[GOAL]: Write out the data below in full, unchanged, minus the images.
════════
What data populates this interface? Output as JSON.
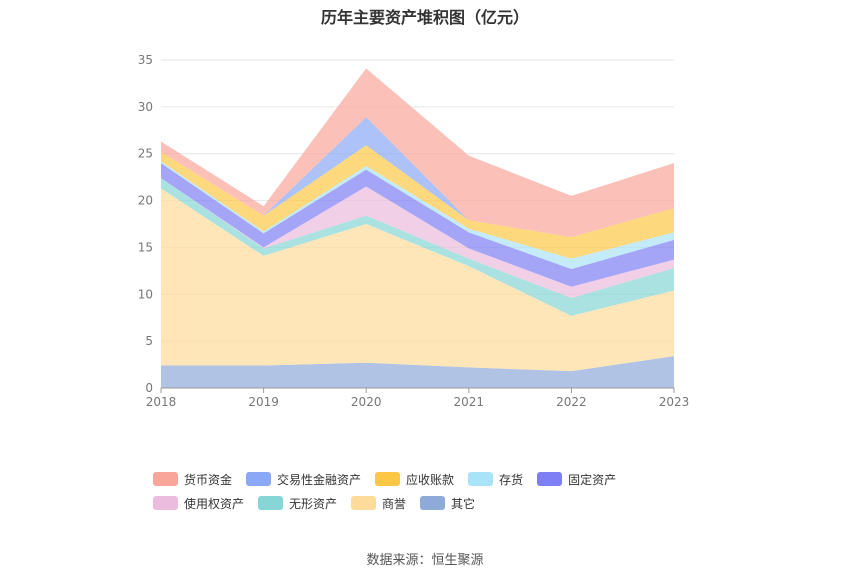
{
  "title": "历年主要资产堆积图（亿元）",
  "source": "数据来源：恒生聚源",
  "chart_data": {
    "type": "area",
    "stacked": true,
    "x": [
      "2018",
      "2019",
      "2020",
      "2021",
      "2022",
      "2023"
    ],
    "ylim": [
      0,
      35
    ],
    "yticks": [
      0,
      5,
      10,
      15,
      20,
      25,
      30,
      35
    ],
    "grid": true,
    "legend_position": "bottom",
    "series": [
      {
        "name": "其它",
        "color": "#8eaad8",
        "values": [
          2.4,
          2.4,
          2.7,
          2.2,
          1.8,
          3.4
        ]
      },
      {
        "name": "商誉",
        "color": "#fddc9b",
        "values": [
          18.9,
          11.7,
          14.8,
          10.8,
          5.9,
          7.0
        ]
      },
      {
        "name": "无形资产",
        "color": "#86d6d6",
        "values": [
          1.1,
          0.8,
          0.9,
          0.8,
          1.9,
          2.4
        ]
      },
      {
        "name": "使用权资产",
        "color": "#ebbcdd",
        "values": [
          0.0,
          0.1,
          3.1,
          1.1,
          1.2,
          0.9
        ]
      },
      {
        "name": "固定资产",
        "color": "#7f7ff5",
        "values": [
          1.6,
          1.5,
          1.8,
          1.7,
          1.9,
          2.1
        ]
      },
      {
        "name": "存货",
        "color": "#a9e3f7",
        "values": [
          0.2,
          0.2,
          0.4,
          0.4,
          1.1,
          0.8
        ]
      },
      {
        "name": "应收账款",
        "color": "#fcc744",
        "values": [
          1.0,
          1.7,
          2.2,
          0.9,
          2.3,
          2.6
        ]
      },
      {
        "name": "交易性金融资产",
        "color": "#8aa8f5",
        "values": [
          0.0,
          0.0,
          3.0,
          0.0,
          0.0,
          0.0
        ]
      },
      {
        "name": "货币资金",
        "color": "#f9a59a",
        "values": [
          1.1,
          1.0,
          5.2,
          6.9,
          4.4,
          4.8
        ]
      }
    ]
  },
  "legend": [
    {
      "name": "货币资金",
      "color": "#f9a59a"
    },
    {
      "name": "交易性金融资产",
      "color": "#8aa8f5"
    },
    {
      "name": "应收账款",
      "color": "#fcc744"
    },
    {
      "name": "存货",
      "color": "#a9e3f7"
    },
    {
      "name": "固定资产",
      "color": "#7f7ff5"
    },
    {
      "name": "使用权资产",
      "color": "#ebbcdd"
    },
    {
      "name": "无形资产",
      "color": "#86d6d6"
    },
    {
      "name": "商誉",
      "color": "#fddc9b"
    },
    {
      "name": "其它",
      "color": "#8eaad8"
    }
  ]
}
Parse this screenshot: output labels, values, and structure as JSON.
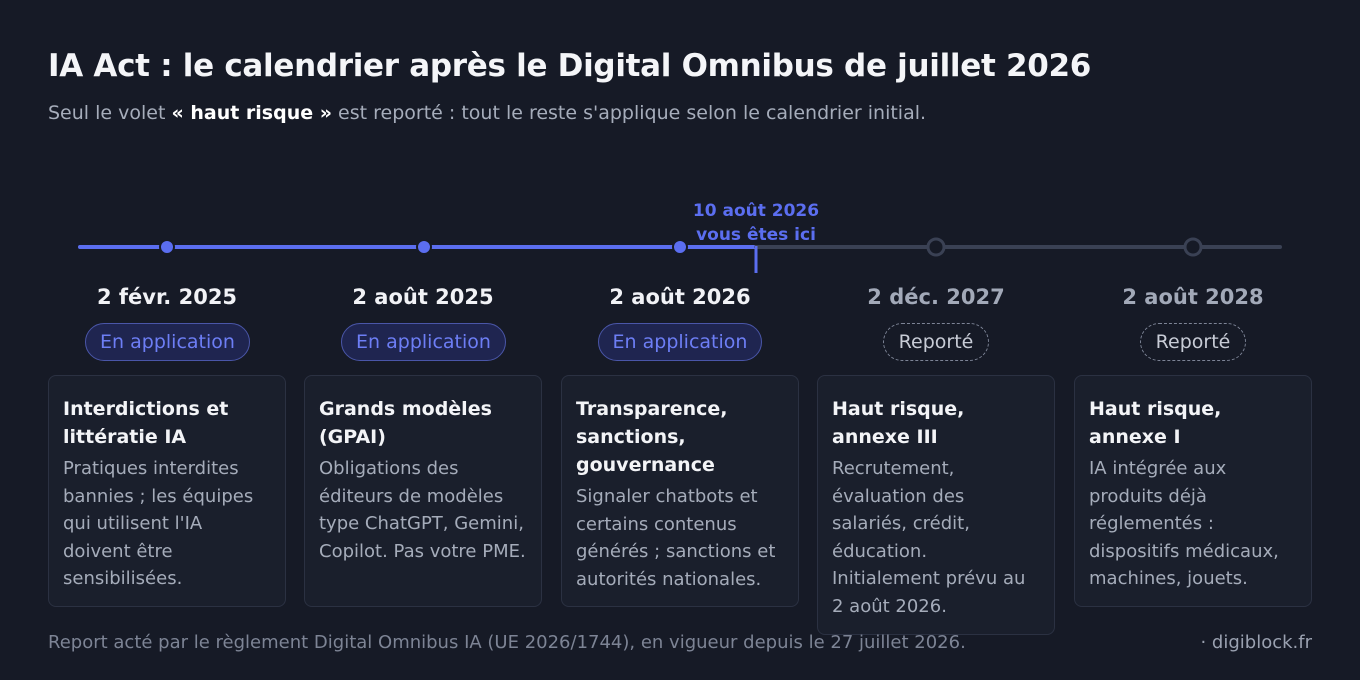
════════
[PROBLEM SOLUTION]:
What data populates this interface? Output as JSON.
{
  "title": "历年主要资产堆积图（亿元）",
  "source": "数据来源：恒生聚源",
  "chart_data": {
    "type": "area",
    "stacked": true,
    "x": [
      "2018",
      "2019",
      "2020",
      "2021",
      "2022",
      "2023"
    ],
    "ylim": [
      0,
      35
    ],
    "yticks": [
      0,
      5,
      10,
      15,
      20,
      25,
      30,
      35
    ],
    "grid": true,
    "legend_position": "bottom",
    "series": [
      {
        "name": "其它",
        "color": "#8eaad8",
        "values": [
          2.4,
          2.4,
          2.7,
          2.2,
          1.8,
          3.4
        ]
      },
      {
        "name": "商誉",
        "color": "#fddc9b",
        "values": [
          18.9,
          11.7,
          14.8,
          10.8,
          5.9,
          7.0
        ]
      },
      {
        "name": "无形资产",
        "color": "#86d6d6",
        "values": [
          1.1,
          0.8,
          0.9,
          0.8,
          1.9,
          2.4
        ]
      },
      {
        "name": "使用权资产",
        "color": "#ebbcdd",
        "values": [
          0.0,
          0.1,
          3.1,
          1.1,
          1.2,
          0.9
        ]
      },
      {
        "name": "固定资产",
        "color": "#7f7ff5",
        "values": [
          1.6,
          1.5,
          1.8,
          1.7,
          1.9,
          2.1
        ]
      },
      {
        "name": "存货",
        "color": "#a9e3f7",
        "values": [
          0.2,
          0.2,
          0.4,
          0.4,
          1.1,
          0.8
        ]
      },
      {
        "name": "应收账款",
        "color": "#fcc744",
        "values": [
          1.0,
          1.7,
          2.2,
          0.9,
          2.3,
          2.6
        ]
      },
      {
        "name": "交易性金融资产",
        "color": "#8aa8f5",
        "values": [
          0.0,
          0.0,
          3.0,
          0.0,
          0.0,
          0.0
        ]
      },
      {
        "name": "货币资金",
        "color": "#f9a59a",
        "values": [
          1.1,
          1.0,
          5.2,
          6.9,
          4.4,
          4.8
        ]
      }
    ]
  },
  "legend": [
    {
      "name": "货币资金",
      "color": "#f9a59a"
    },
    {
      "name": "交易性金融资产",
      "color": "#8aa8f5"
    },
    {
      "name": "应收账款",
      "color": "#fcc744"
    },
    {
      "name": "存货",
      "color": "#a9e3f7"
    },
    {
      "name": "固定资产",
      "color": "#7f7ff5"
    },
    {
      "name": "使用权资产",
      "color": "#ebbcdd"
    },
    {
      "name": "无形资产",
      "color": "#86d6d6"
    },
    {
      "name": "商誉",
      "color": "#fddc9b"
    },
    {
      "name": "其它",
      "color": "#8eaad8"
    }
  ]
}
Parse this screenshot: output labels, values, and structure as JSON.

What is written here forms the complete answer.